Le contexte aujourd'hui est bien différent : médiatisation, mondialisation, globalisation... autant de mots qui rendent compte de l'interpénétration des économies et aussi des bouleversements qui affectent ces dernières années la vie quotidienne des citoyens, flambée du prix du pétrole, chute du dollar, naguère monnaie de référence, crise alimentaire... Je ne peux pas me risquer à des pronostics dans une situation d'instabilité permanente d'autant que je ne suis pas un observateur averti de ces évolutions.

 

Ces mouvements sur le campus étaient-ils soutenus par des idéologues ?

### Tâche courte 1:
Repérez, s'il vous plaît, parmi les lignes ci-dessous toutes celles qui contiennent le mot « point », puis recopiez-les.
Les lignes qui suivent n'ont aucun rapport avec l'extrait.

### Données sources:
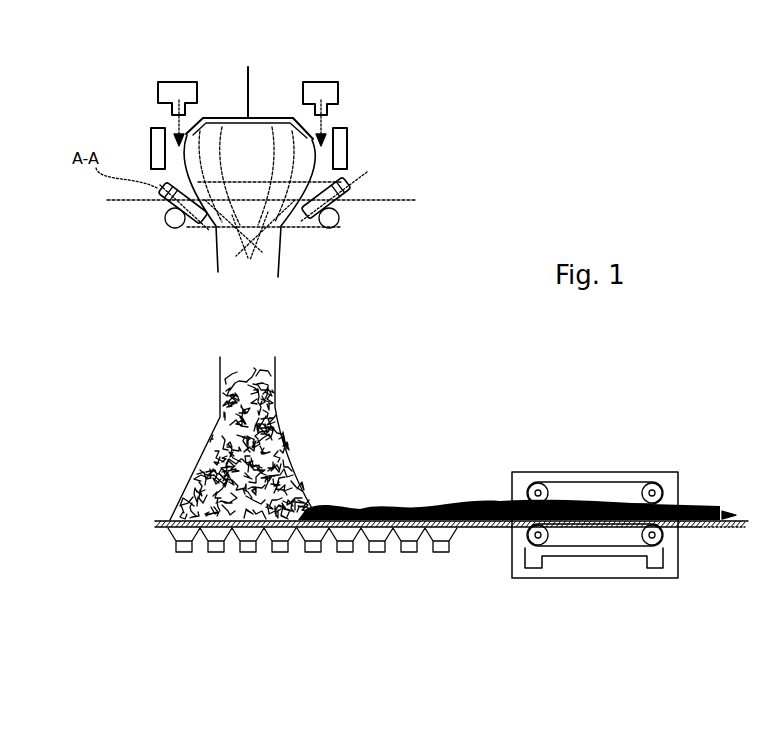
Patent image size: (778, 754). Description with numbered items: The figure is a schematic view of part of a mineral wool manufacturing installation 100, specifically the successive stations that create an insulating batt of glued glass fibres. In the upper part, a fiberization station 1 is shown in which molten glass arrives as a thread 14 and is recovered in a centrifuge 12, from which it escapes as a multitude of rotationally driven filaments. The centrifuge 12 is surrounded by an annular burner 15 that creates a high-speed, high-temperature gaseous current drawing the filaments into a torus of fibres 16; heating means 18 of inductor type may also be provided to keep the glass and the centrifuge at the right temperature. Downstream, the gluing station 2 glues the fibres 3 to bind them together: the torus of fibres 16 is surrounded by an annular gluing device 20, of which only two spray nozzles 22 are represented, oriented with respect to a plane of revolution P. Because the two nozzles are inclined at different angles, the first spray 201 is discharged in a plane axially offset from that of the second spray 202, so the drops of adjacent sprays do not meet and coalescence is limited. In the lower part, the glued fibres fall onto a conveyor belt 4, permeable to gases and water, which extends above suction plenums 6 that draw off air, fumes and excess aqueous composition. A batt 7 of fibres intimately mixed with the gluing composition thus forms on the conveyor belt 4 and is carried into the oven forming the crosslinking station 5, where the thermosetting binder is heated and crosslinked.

The fiberization station 1 is at (296, 82).
The gluing station 2 is at (396, 158).
The fibres 3 is at (336, 181).
The centrifuge 12 is at (243, 107).
The thread 14 is at (257, 113).
The annular burner 15 is at (325, 90).
The torus of fibres 16 is at (249, 202).
The heating means 18 is at (151, 128).
The gluing device 20 is at (348, 223).
The spray nozzles 22 is at (163, 212).
The first spray 201 is at (286, 233).
The second spray 202 is at (198, 232).
The plane of revolution P is at (415, 200).
The mineral wool manufacturing installation 100 is at (455, 417).
The conveyor belt 4 is at (170, 526).
The crosslinking station 5 is at (560, 472).
The suction plenums 6 is at (268, 553).
The batt 7 is at (353, 497).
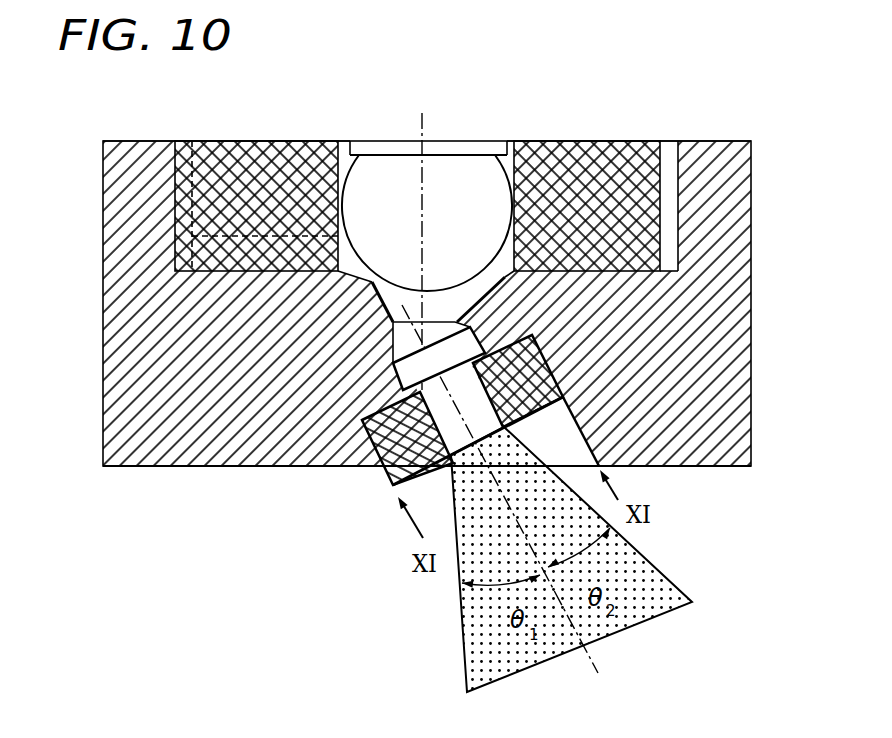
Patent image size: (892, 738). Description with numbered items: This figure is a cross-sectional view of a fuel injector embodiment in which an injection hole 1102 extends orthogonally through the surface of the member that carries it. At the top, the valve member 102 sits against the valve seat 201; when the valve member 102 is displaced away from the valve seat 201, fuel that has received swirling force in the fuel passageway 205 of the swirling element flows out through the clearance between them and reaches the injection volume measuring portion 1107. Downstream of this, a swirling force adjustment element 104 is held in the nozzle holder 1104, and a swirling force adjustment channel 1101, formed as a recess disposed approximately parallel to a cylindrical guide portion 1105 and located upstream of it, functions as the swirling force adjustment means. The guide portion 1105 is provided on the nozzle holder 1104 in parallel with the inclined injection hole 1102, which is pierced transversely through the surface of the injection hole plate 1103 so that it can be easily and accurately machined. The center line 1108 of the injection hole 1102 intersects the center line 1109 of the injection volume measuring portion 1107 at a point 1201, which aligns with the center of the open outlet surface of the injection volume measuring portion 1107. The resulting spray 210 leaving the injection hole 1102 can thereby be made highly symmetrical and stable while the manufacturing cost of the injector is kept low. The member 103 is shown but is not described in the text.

The valve member 102 is at (488, 205).
The valve seat member 103 is at (587, 247).
The swirling force adjustment element 104 is at (600, 341).
The valve seat 201 is at (523, 277).
The fuel passageway 205 is at (227, 232).
The spray 210 is at (462, 613).
The swirling force adjustment channel 1101 is at (395, 368).
The injection hole 1102 is at (393, 480).
The injection hole plate 1103 is at (558, 383).
The nozzle holder 1104 is at (222, 468).
The guide portion 1105 is at (567, 435).
The injection volume measuring portion 1107 is at (393, 325).
The center line of the injection hole 1108 is at (335, 466).
The center line of the injection volume measuring portion 1109 is at (422, 150).
The intersection point 1201 is at (412, 352).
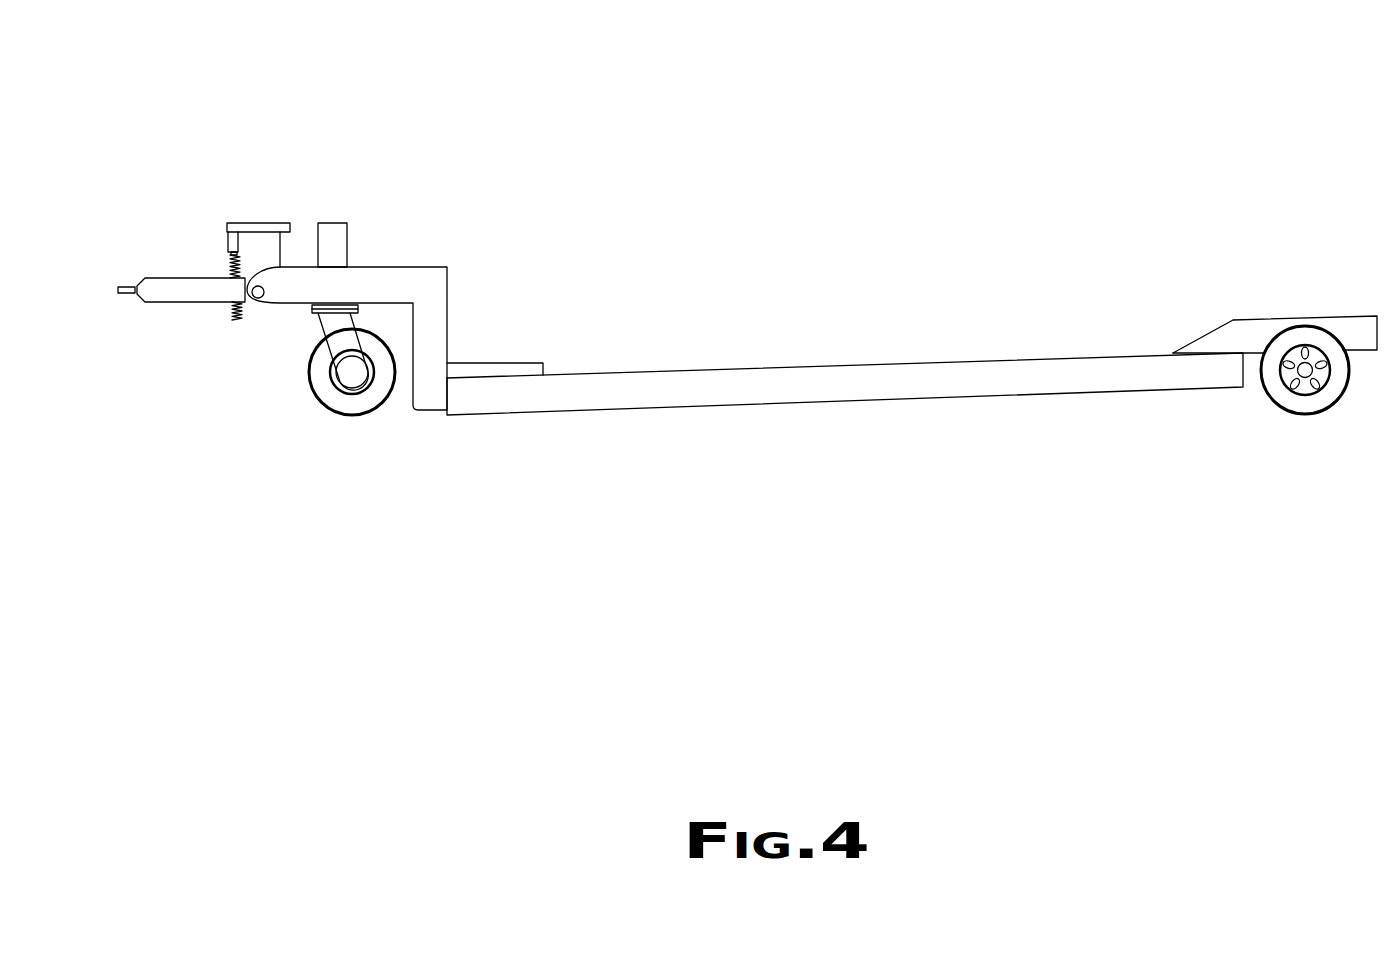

### Tâche courte 2:
Selon l'extrait, pourquoi la personne qui s'exprime ne se risque-t-elle pas à des pronostics ? Répondez en une à trois phrases.

### Résultat 1:
Patent image size: (892, 738). Description with numbered items: This figure is a cross-sectional view of a fuel injector embodiment in which an injection hole 1102 extends orthogonally through the surface of the member that carries it. At the top, the valve member 102 sits against the valve seat 201; when the valve member 102 is displaced away from the valve seat 201, fuel that has received swirling force in the fuel passageway 205 of the swirling element flows out through the clearance between them and reaches the injection volume measuring portion 1107. Downstream of this, a swirling force adjustment element 104 is held in the nozzle holder 1104, and a swirling force adjustment channel 1101, formed as a recess disposed approximately parallel to a cylindrical guide portion 1105 and located upstream of it, functions as the swirling force adjustment means. The guide portion 1105 is provided on the nozzle holder 1104 in parallel with the inclined injection hole 1102, which is pierced transversely through the surface of the injection hole plate 1103 so that it can be easily and accurately machined. The center line 1108 of the injection hole 1102 intersects the center line 1109 of the injection volume measuring portion 1107 at a point 1201, which aligns with the center of the open outlet surface of the injection volume measuring portion 1107. The resulting spray 210 leaving the injection hole 1102 can thereby be made highly symmetrical and stable while the manufacturing cost of the injector is kept low. The member 103 is shown but is not described in the text.
The intersection point 1201 is at (412, 352).

### Résultat 2:
La personne qui s'exprime évoque une situation d'instabilité permanente. Elle précise aussi qu'elle n'est pas un observateur averti de ces évolutions.